** begin Given entries **

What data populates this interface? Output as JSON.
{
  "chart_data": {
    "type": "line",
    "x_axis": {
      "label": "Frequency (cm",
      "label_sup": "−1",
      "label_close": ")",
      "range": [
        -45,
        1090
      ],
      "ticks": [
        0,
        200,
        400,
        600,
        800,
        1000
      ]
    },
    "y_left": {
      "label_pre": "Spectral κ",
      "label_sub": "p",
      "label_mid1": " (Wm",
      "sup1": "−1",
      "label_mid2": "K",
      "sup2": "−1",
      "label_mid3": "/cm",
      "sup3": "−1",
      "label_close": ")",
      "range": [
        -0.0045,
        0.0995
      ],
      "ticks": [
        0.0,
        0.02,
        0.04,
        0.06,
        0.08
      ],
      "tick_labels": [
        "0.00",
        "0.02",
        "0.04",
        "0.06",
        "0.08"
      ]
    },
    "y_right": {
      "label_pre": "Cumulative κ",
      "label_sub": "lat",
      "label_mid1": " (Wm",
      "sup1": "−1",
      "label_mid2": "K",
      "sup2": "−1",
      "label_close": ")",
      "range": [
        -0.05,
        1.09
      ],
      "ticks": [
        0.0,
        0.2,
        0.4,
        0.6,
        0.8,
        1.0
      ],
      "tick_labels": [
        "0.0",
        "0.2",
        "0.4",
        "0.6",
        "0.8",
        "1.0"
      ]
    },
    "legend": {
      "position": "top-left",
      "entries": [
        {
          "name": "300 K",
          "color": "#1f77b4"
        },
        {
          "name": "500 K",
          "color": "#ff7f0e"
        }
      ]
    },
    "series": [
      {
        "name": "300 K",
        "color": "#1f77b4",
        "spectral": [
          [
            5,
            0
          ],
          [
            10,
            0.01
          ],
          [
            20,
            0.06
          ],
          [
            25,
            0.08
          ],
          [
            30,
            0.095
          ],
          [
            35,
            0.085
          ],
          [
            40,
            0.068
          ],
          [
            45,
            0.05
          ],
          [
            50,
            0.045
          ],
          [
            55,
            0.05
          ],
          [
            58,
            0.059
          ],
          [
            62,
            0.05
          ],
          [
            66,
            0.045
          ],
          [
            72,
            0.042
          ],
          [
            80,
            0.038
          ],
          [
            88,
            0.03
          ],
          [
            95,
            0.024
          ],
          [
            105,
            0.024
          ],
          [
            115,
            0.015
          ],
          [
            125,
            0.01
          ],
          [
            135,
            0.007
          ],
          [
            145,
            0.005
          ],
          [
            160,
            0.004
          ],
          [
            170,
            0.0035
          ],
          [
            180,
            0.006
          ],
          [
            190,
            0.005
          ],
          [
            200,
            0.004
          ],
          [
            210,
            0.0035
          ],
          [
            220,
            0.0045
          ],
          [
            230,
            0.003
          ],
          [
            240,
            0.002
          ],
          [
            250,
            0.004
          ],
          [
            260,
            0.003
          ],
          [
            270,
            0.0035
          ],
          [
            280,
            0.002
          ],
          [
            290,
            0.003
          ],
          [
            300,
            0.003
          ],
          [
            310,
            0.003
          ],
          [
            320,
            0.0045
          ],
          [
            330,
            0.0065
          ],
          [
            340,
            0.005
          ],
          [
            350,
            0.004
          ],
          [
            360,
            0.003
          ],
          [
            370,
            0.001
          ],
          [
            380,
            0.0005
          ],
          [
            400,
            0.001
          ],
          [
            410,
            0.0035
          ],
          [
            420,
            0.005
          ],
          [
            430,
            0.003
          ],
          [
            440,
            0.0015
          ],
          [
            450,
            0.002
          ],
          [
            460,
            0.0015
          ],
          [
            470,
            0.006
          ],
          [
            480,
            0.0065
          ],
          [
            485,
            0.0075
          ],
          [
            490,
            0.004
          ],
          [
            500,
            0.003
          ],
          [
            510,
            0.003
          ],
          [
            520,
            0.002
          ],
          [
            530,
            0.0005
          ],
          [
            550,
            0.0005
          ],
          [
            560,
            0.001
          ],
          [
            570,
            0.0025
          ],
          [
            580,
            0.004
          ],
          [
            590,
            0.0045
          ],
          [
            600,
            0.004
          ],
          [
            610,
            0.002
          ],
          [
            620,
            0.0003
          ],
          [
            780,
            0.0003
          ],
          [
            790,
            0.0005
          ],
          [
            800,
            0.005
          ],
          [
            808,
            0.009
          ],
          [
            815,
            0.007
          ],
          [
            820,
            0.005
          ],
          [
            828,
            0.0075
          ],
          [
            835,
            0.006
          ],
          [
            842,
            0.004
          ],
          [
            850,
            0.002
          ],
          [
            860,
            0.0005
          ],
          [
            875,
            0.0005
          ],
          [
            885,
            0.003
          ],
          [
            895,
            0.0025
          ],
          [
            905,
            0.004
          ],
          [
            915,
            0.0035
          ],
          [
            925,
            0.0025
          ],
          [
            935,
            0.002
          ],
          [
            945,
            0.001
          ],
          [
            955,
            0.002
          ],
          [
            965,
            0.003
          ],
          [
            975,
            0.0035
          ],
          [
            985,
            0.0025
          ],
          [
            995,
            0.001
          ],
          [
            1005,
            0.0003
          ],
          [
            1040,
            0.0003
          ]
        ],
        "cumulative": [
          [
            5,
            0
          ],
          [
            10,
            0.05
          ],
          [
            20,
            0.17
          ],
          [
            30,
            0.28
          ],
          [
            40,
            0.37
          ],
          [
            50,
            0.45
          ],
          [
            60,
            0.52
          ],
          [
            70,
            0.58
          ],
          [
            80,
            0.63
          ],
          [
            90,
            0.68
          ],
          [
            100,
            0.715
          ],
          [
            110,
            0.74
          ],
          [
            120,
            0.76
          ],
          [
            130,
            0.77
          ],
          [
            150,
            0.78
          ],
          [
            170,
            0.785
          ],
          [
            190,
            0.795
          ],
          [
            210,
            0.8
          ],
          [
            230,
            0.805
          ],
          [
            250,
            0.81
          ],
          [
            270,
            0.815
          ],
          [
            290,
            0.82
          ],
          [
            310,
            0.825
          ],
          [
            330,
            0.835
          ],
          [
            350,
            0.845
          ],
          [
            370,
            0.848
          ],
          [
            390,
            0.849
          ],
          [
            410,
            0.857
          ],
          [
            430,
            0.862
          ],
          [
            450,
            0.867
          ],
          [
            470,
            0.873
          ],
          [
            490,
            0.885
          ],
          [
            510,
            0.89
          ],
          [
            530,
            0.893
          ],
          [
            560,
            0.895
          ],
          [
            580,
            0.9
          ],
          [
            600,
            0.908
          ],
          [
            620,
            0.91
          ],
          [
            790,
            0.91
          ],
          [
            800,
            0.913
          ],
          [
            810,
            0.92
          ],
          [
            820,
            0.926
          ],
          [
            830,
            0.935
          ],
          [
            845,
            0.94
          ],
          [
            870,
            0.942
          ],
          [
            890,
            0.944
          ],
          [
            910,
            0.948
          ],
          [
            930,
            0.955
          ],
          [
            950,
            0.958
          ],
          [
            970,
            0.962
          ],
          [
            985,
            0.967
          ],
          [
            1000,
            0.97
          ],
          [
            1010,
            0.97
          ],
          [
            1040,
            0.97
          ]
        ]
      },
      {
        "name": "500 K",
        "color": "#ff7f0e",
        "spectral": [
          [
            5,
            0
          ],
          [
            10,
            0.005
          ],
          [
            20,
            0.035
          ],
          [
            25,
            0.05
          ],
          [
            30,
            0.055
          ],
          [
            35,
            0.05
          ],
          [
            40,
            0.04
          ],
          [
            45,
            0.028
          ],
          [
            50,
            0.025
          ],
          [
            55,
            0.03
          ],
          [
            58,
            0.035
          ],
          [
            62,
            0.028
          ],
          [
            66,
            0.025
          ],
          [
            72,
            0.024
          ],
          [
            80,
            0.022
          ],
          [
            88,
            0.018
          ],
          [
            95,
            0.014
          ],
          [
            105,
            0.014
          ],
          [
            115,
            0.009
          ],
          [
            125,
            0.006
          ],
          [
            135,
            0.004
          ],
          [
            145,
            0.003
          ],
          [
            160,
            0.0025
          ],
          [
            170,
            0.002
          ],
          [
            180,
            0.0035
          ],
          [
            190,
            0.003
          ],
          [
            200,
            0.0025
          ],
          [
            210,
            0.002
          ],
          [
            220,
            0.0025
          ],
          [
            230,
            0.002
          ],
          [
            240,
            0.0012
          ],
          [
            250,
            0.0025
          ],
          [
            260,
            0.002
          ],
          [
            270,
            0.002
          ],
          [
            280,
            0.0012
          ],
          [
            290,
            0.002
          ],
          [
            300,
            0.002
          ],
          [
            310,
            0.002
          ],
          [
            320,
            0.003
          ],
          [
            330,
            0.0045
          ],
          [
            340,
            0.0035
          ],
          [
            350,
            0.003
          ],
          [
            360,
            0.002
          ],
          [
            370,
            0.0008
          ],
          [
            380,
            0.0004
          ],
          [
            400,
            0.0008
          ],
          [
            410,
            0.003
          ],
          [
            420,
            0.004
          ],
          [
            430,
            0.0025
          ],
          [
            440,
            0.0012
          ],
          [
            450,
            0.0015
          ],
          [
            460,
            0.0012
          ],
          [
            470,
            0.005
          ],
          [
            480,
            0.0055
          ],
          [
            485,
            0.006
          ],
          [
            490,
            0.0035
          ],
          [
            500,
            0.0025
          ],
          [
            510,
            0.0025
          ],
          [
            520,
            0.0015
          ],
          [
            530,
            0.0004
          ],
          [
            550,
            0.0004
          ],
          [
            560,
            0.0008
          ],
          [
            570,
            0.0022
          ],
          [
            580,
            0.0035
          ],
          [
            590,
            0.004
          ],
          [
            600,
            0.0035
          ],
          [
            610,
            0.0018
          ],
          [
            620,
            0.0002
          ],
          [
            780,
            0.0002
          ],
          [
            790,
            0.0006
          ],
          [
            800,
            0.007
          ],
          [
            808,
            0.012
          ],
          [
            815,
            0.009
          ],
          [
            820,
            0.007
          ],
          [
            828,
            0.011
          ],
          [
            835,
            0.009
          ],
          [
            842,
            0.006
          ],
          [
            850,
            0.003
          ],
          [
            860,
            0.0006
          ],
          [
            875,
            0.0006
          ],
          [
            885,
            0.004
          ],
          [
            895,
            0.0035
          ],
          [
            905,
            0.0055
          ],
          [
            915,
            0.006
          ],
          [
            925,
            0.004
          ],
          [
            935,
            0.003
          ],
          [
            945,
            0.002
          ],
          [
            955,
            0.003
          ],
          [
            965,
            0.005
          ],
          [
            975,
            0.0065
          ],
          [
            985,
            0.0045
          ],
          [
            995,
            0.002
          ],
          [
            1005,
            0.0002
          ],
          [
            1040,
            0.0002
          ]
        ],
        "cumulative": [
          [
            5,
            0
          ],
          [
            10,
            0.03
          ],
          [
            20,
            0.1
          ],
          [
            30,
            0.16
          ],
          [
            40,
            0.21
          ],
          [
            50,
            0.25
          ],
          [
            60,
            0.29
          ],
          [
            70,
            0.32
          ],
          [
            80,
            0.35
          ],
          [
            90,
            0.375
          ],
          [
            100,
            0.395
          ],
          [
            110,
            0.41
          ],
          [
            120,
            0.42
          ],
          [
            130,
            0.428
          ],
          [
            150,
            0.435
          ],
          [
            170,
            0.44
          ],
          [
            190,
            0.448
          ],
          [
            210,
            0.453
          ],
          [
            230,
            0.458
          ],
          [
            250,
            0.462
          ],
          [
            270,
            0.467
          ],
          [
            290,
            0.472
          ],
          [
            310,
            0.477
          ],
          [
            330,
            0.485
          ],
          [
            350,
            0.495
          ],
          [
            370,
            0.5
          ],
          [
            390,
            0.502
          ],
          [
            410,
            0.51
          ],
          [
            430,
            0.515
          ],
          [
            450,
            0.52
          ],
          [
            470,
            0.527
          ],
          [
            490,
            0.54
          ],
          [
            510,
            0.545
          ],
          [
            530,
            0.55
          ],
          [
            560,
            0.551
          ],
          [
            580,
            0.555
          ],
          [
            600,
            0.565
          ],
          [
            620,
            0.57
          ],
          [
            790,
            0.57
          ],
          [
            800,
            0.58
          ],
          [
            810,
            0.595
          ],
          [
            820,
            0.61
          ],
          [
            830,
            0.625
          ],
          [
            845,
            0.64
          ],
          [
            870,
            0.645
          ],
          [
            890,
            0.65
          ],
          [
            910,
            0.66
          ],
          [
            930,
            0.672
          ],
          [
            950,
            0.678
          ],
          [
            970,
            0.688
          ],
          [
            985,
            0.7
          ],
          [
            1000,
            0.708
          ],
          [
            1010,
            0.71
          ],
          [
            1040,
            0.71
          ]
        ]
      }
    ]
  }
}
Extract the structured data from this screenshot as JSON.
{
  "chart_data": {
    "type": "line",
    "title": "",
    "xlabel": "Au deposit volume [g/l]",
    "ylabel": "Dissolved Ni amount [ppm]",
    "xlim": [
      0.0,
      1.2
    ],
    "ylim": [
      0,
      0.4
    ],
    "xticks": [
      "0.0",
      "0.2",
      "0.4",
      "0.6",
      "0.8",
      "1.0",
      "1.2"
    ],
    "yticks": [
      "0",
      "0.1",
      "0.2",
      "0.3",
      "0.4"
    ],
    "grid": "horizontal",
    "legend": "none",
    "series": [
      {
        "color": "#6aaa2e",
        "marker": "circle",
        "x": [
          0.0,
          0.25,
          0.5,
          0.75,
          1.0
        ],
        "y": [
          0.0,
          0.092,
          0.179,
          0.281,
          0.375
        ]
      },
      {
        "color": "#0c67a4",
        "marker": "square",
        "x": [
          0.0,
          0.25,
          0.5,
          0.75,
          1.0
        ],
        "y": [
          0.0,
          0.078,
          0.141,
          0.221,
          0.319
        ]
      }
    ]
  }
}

** end Given entries **

From the data, collect all lines where the string "JSON" appears.

What data populates this interface? Output as JSON.
Extract the structured data from this screenshot as JSON.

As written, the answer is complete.